Dataset rows about figures:
____________

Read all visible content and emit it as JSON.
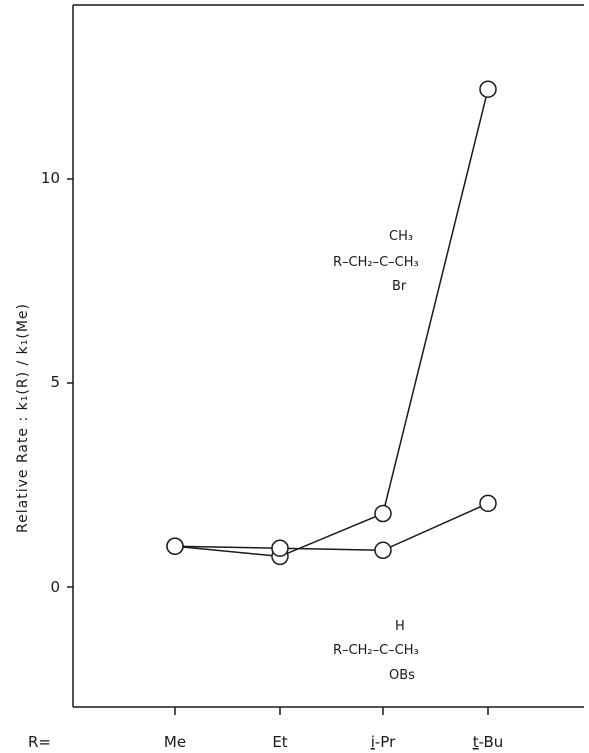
{
  "chart_data": {
    "type": "line",
    "ylabel": "Relative Rate :  k₁(R) / k₁(Me)",
    "xlabel_prefix": "R=",
    "categories": [
      "Me",
      "Et",
      "i-Pr",
      "t-Bu"
    ],
    "category_parts": [
      {
        "prefix": "",
        "main": "Me"
      },
      {
        "prefix": "",
        "main": "Et"
      },
      {
        "prefix": "i",
        "main": "-Pr"
      },
      {
        "prefix": "t",
        "main": "-Bu"
      }
    ],
    "ylim": [
      -3,
      14
    ],
    "yticks": [
      0,
      5,
      10
    ],
    "grid": false,
    "legend": "none",
    "series": [
      {
        "values": [
          1.0,
          0.75,
          1.8,
          12.2
        ],
        "label_lines": [
          "CH₃",
          "R–CH₂–C–CH₃",
          "Br"
        ]
      },
      {
        "values": [
          1.0,
          0.95,
          0.9,
          2.05
        ],
        "label_lines": [
          "H",
          "R–CH₂–C–CH₃",
          "OBs"
        ]
      }
    ]
  }
}
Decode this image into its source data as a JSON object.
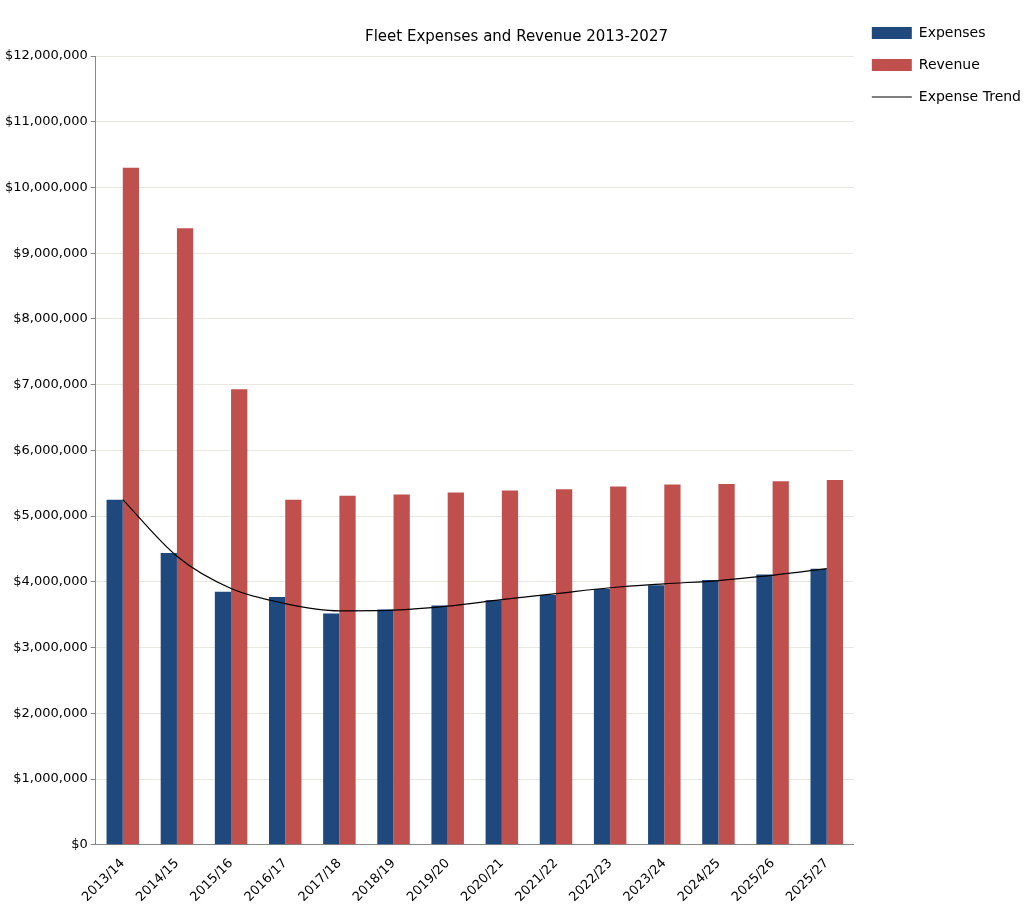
{
  "chart_data": {
    "type": "bar",
    "title": "Fleet Expenses and Revenue 2013-2027",
    "categories": [
      "2013/14",
      "2014/15",
      "2015/16",
      "2016/17",
      "2017/18",
      "2018/19",
      "2019/20",
      "2020/21",
      "2021/22",
      "2022/23",
      "2023/24",
      "2024/25",
      "2025/26",
      "2025/27"
    ],
    "series": [
      {
        "name": "Expenses",
        "color": "#1f497d",
        "values": [
          5250000,
          4440000,
          3850000,
          3770000,
          3520000,
          3580000,
          3640000,
          3720000,
          3800000,
          3890000,
          3950000,
          4030000,
          4110000,
          4200000
        ]
      },
      {
        "name": "Revenue",
        "color": "#c0504d",
        "values": [
          10300000,
          9380000,
          6930000,
          5250000,
          5310000,
          5330000,
          5360000,
          5390000,
          5410000,
          5450000,
          5480000,
          5490000,
          5530000,
          5550000
        ]
      },
      {
        "name": "Expense Trend",
        "type": "line",
        "color": "#000000",
        "marker": "none",
        "values": [
          5250000,
          4390000,
          3900000,
          3670000,
          3560000,
          3570000,
          3630000,
          3730000,
          3820000,
          3910000,
          3970000,
          4020000,
          4100000,
          4200000
        ]
      }
    ],
    "ylim": [
      0,
      12000000
    ],
    "yticks": [
      {
        "value": 0,
        "label": "$0"
      },
      {
        "value": 1000000,
        "label": "$1,000,000"
      },
      {
        "value": 2000000,
        "label": "$2,000,000"
      },
      {
        "value": 3000000,
        "label": "$3,000,000"
      },
      {
        "value": 4000000,
        "label": "$4,000,000"
      },
      {
        "value": 5000000,
        "label": "$5,000,000"
      },
      {
        "value": 6000000,
        "label": "$6,000,000"
      },
      {
        "value": 7000000,
        "label": "$7,000,000"
      },
      {
        "value": 8000000,
        "label": "$8,000,000"
      },
      {
        "value": 9000000,
        "label": "$9,000,000"
      },
      {
        "value": 10000000,
        "label": "$10,000,000"
      },
      {
        "value": 11000000,
        "label": "$11,000,000"
      },
      {
        "value": 12000000,
        "label": "$12,000,000"
      }
    ],
    "grid": "y",
    "legend": "right"
  }
}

____________

Send back the data above word for word, with the pictures left out.

Completed task:
Read all visible content and emit it as JSON.
{
  "chart_data": {
    "type": "line",
    "ylabel": "Relative Rate :  k₁(R) / k₁(Me)",
    "xlabel_prefix": "R=",
    "categories": [
      "Me",
      "Et",
      "i-Pr",
      "t-Bu"
    ],
    "category_parts": [
      {
        "prefix": "",
        "main": "Me"
      },
      {
        "prefix": "",
        "main": "Et"
      },
      {
        "prefix": "i",
        "main": "-Pr"
      },
      {
        "prefix": "t",
        "main": "-Bu"
      }
    ],
    "ylim": [
      -3,
      14
    ],
    "yticks": [
      0,
      5,
      10
    ],
    "grid": false,
    "legend": "none",
    "series": [
      {
        "values": [
          1.0,
          0.75,
          1.8,
          12.2
        ],
        "label_lines": [
          "CH₃",
          "R–CH₂–C–CH₃",
          "Br"
        ]
      },
      {
        "values": [
          1.0,
          0.95,
          0.9,
          2.05
        ],
        "label_lines": [
          "H",
          "R–CH₂–C–CH₃",
          "OBs"
        ]
      }
    ]
  }
}
Decode this image into its source data as a JSON object.
{
  "chart_data": {
    "type": "bar",
    "title": "Fleet Expenses and Revenue 2013-2027",
    "categories": [
      "2013/14",
      "2014/15",
      "2015/16",
      "2016/17",
      "2017/18",
      "2018/19",
      "2019/20",
      "2020/21",
      "2021/22",
      "2022/23",
      "2023/24",
      "2024/25",
      "2025/26",
      "2025/27"
    ],
    "series": [
      {
        "name": "Expenses",
        "color": "#1f497d",
        "values": [
          5250000,
          4440000,
          3850000,
          3770000,
          3520000,
          3580000,
          3640000,
          3720000,
          3800000,
          3890000,
          3950000,
          4030000,
          4110000,
          4200000
        ]
      },
      {
        "name": "Revenue",
        "color": "#c0504d",
        "values": [
          10300000,
          9380000,
          6930000,
          5250000,
          5310000,
          5330000,
          5360000,
          5390000,
          5410000,
          5450000,
          5480000,
          5490000,
          5530000,
          5550000
        ]
      },
      {
        "name": "Expense Trend",
        "type": "line",
        "color": "#000000",
        "marker": "none",
        "values": [
          5250000,
          4390000,
          3900000,
          3670000,
          3560000,
          3570000,
          3630000,
          3730000,
          3820000,
          3910000,
          3970000,
          4020000,
          4100000,
          4200000
        ]
      }
    ],
    "ylim": [
      0,
      12000000
    ],
    "yticks": [
      {
        "value": 0,
        "label": "$0"
      },
      {
        "value": 1000000,
        "label": "$1,000,000"
      },
      {
        "value": 2000000,
        "label": "$2,000,000"
      },
      {
        "value": 3000000,
        "label": "$3,000,000"
      },
      {
        "value": 4000000,
        "label": "$4,000,000"
      },
      {
        "value": 5000000,
        "label": "$5,000,000"
      },
      {
        "value": 6000000,
        "label": "$6,000,000"
      },
      {
        "value": 7000000,
        "label": "$7,000,000"
      },
      {
        "value": 8000000,
        "label": "$8,000,000"
      },
      {
        "value": 9000000,
        "label": "$9,000,000"
      },
      {
        "value": 10000000,
        "label": "$10,000,000"
      },
      {
        "value": 11000000,
        "label": "$11,000,000"
      },
      {
        "value": 12000000,
        "label": "$12,000,000"
      }
    ],
    "grid": "y",
    "legend": "right"
  }
}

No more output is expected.